* [Data excerpts]
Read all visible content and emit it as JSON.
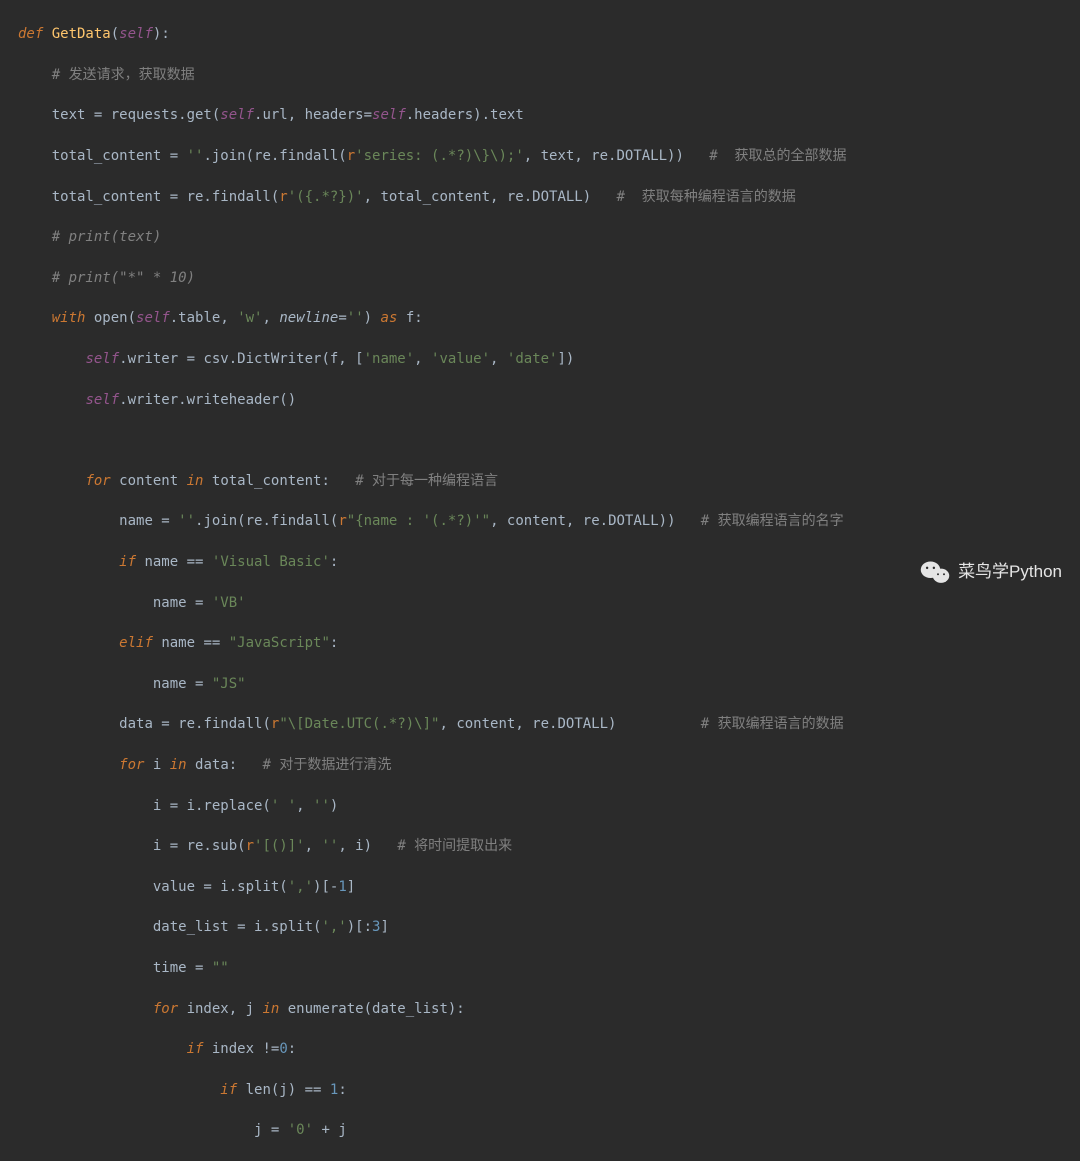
{
  "lines": {
    "l1": {
      "def": "def ",
      "name": "GetData",
      "sig": "(",
      "self": "self",
      "sig2": "):"
    },
    "l2": {
      "cmt": "# 发送请求，获取数据"
    },
    "l3": {
      "a": "text = requests.get(",
      "self1": "self",
      "b": ".url, headers=",
      "self2": "self",
      "c": ".headers).text"
    },
    "l4": {
      "a": "total_content = ",
      "s1": "''",
      "b": ".join(re.findall(",
      "r": "r",
      "s2": "'series: (.*?)\\}\\);'",
      "c": ", text, re.DOTALL))",
      "cmt": "#  获取总的全部数据"
    },
    "l5": {
      "a": "total_content = re.findall(",
      "r": "r",
      "s1": "'({.*?})'",
      "b": ", total_content, re.DOTALL)",
      "cmt": "#  获取每种编程语言的数据"
    },
    "l6": {
      "cmt": "# print(text)"
    },
    "l7": {
      "cmt": "# print(\"*\" * 10)"
    },
    "l8": {
      "kw1": "with ",
      "a": "open(",
      "self": "self",
      "b": ".table, ",
      "s1": "'w'",
      "c": ", ",
      "kw_nl": "newline",
      "eq": "=",
      "s2": "''",
      "d": ") ",
      "kw2": "as ",
      "e": "f:"
    },
    "l9": {
      "self": "self",
      "a": ".writer = csv.DictWriter(f, [",
      "s1": "'name'",
      "b": ", ",
      "s2": "'value'",
      "c": ", ",
      "s3": "'date'",
      "d": "])"
    },
    "l10": {
      "self": "self",
      "a": ".writer.writeheader()"
    },
    "l11": {},
    "l12": {
      "kw1": "for ",
      "a": "content ",
      "kw2": "in ",
      "b": "total_content:",
      "cmt": "# 对于每一种编程语言"
    },
    "l13": {
      "a": "name = ",
      "s1": "''",
      "b": ".join(re.findall(",
      "r": "r",
      "s2": "\"{name : '(.*?)'\"",
      "c": ", content, re.DOTALL))",
      "cmt": "# 获取编程语言的名字"
    },
    "l14": {
      "kw": "if ",
      "a": "name == ",
      "s": "'Visual Basic'",
      "b": ":"
    },
    "l15": {
      "a": "name = ",
      "s": "'VB'"
    },
    "l16": {
      "kw": "elif ",
      "a": "name == ",
      "s": "\"JavaScript\"",
      "b": ":"
    },
    "l17": {
      "a": "name = ",
      "s": "\"JS\""
    },
    "l18": {
      "a": "data = re.findall(",
      "r": "r",
      "s": "\"\\[Date.UTC(.*?)\\]\"",
      "b": ", content, re.DOTALL)",
      "cmt": "# 获取编程语言的数据"
    },
    "l19": {
      "kw1": "for ",
      "a": "i ",
      "kw2": "in ",
      "b": "data:",
      "cmt": "# 对于数据进行清洗"
    },
    "l20": {
      "a": "i = i.replace(",
      "s1": "' '",
      "b": ", ",
      "s2": "''",
      "c": ")"
    },
    "l21": {
      "a": "i = re.sub(",
      "r": "r",
      "s1": "'[()]'",
      "b": ", ",
      "s2": "''",
      "c": ", i)",
      "cmt": "# 将时间提取出来"
    },
    "l22": {
      "a": "value = i.split(",
      "s": "','",
      "b": ")[-",
      "n": "1",
      "c": "]"
    },
    "l23": {
      "a": "date_list = i.split(",
      "s": "','",
      "b": ")[:",
      "n": "3",
      "c": "]"
    },
    "l24": {
      "a": "time = ",
      "s": "\"\""
    },
    "l25": {
      "kw1": "for ",
      "a": "index, j ",
      "kw2": "in ",
      "b": "enumerate(date_list):"
    },
    "l26": {
      "kw": "if ",
      "a": "index !=",
      "n": "0",
      "b": ":"
    },
    "l27": {
      "kw": "if ",
      "a": "len(j) == ",
      "n": "1",
      "b": ":"
    },
    "l28": {
      "a": "j = ",
      "s": "'0'",
      "b": " + j"
    }
  },
  "watermark": {
    "text": "菜鸟学Python"
  }
}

* [Problem description] Every record must be copied exactly, with images dropped from the result.

* [Final result]
Read all visible content and emit it as JSON.
{
  "lines": {
    "l1": {
      "def": "def ",
      "name": "GetData",
      "sig": "(",
      "self": "self",
      "sig2": "):"
    },
    "l2": {
      "cmt": "# 发送请求，获取数据"
    },
    "l3": {
      "a": "text = requests.get(",
      "self1": "self",
      "b": ".url, headers=",
      "self2": "self",
      "c": ".headers).text"
    },
    "l4": {
      "a": "total_content = ",
      "s1": "''",
      "b": ".join(re.findall(",
      "r": "r",
      "s2": "'series: (.*?)\\}\\);'",
      "c": ", text, re.DOTALL))",
      "cmt": "#  获取总的全部数据"
    },
    "l5": {
      "a": "total_content = re.findall(",
      "r": "r",
      "s1": "'({.*?})'",
      "b": ", total_content, re.DOTALL)",
      "cmt": "#  获取每种编程语言的数据"
    },
    "l6": {
      "cmt": "# print(text)"
    },
    "l7": {
      "cmt": "# print(\"*\" * 10)"
    },
    "l8": {
      "kw1": "with ",
      "a": "open(",
      "self": "self",
      "b": ".table, ",
      "s1": "'w'",
      "c": ", ",
      "kw_nl": "newline",
      "eq": "=",
      "s2": "''",
      "d": ") ",
      "kw2": "as ",
      "e": "f:"
    },
    "l9": {
      "self": "self",
      "a": ".writer = csv.DictWriter(f, [",
      "s1": "'name'",
      "b": ", ",
      "s2": "'value'",
      "c": ", ",
      "s3": "'date'",
      "d": "])"
    },
    "l10": {
      "self": "self",
      "a": ".writer.writeheader()"
    },
    "l11": {},
    "l12": {
      "kw1": "for ",
      "a": "content ",
      "kw2": "in ",
      "b": "total_content:",
      "cmt": "# 对于每一种编程语言"
    },
    "l13": {
      "a": "name = ",
      "s1": "''",
      "b": ".join(re.findall(",
      "r": "r",
      "s2": "\"{name : '(.*?)'\"",
      "c": ", content, re.DOTALL))",
      "cmt": "# 获取编程语言的名字"
    },
    "l14": {
      "kw": "if ",
      "a": "name == ",
      "s": "'Visual Basic'",
      "b": ":"
    },
    "l15": {
      "a": "name = ",
      "s": "'VB'"
    },
    "l16": {
      "kw": "elif ",
      "a": "name == ",
      "s": "\"JavaScript\"",
      "b": ":"
    },
    "l17": {
      "a": "name = ",
      "s": "\"JS\""
    },
    "l18": {
      "a": "data = re.findall(",
      "r": "r",
      "s": "\"\\[Date.UTC(.*?)\\]\"",
      "b": ", content, re.DOTALL)",
      "cmt": "# 获取编程语言的数据"
    },
    "l19": {
      "kw1": "for ",
      "a": "i ",
      "kw2": "in ",
      "b": "data:",
      "cmt": "# 对于数据进行清洗"
    },
    "l20": {
      "a": "i = i.replace(",
      "s1": "' '",
      "b": ", ",
      "s2": "''",
      "c": ")"
    },
    "l21": {
      "a": "i = re.sub(",
      "r": "r",
      "s1": "'[()]'",
      "b": ", ",
      "s2": "''",
      "c": ", i)",
      "cmt": "# 将时间提取出来"
    },
    "l22": {
      "a": "value = i.split(",
      "s": "','",
      "b": ")[-",
      "n": "1",
      "c": "]"
    },
    "l23": {
      "a": "date_list = i.split(",
      "s": "','",
      "b": ")[:",
      "n": "3",
      "c": "]"
    },
    "l24": {
      "a": "time = ",
      "s": "\"\""
    },
    "l25": {
      "kw1": "for ",
      "a": "index, j ",
      "kw2": "in ",
      "b": "enumerate(date_list):"
    },
    "l26": {
      "kw": "if ",
      "a": "index !=",
      "n": "0",
      "b": ":"
    },
    "l27": {
      "kw": "if ",
      "a": "len(j) == ",
      "n": "1",
      "b": ":"
    },
    "l28": {
      "a": "j = ",
      "s": "'0'",
      "b": " + j"
    }
  },
  "watermark": {
    "text": "菜鸟学Python"
  }
}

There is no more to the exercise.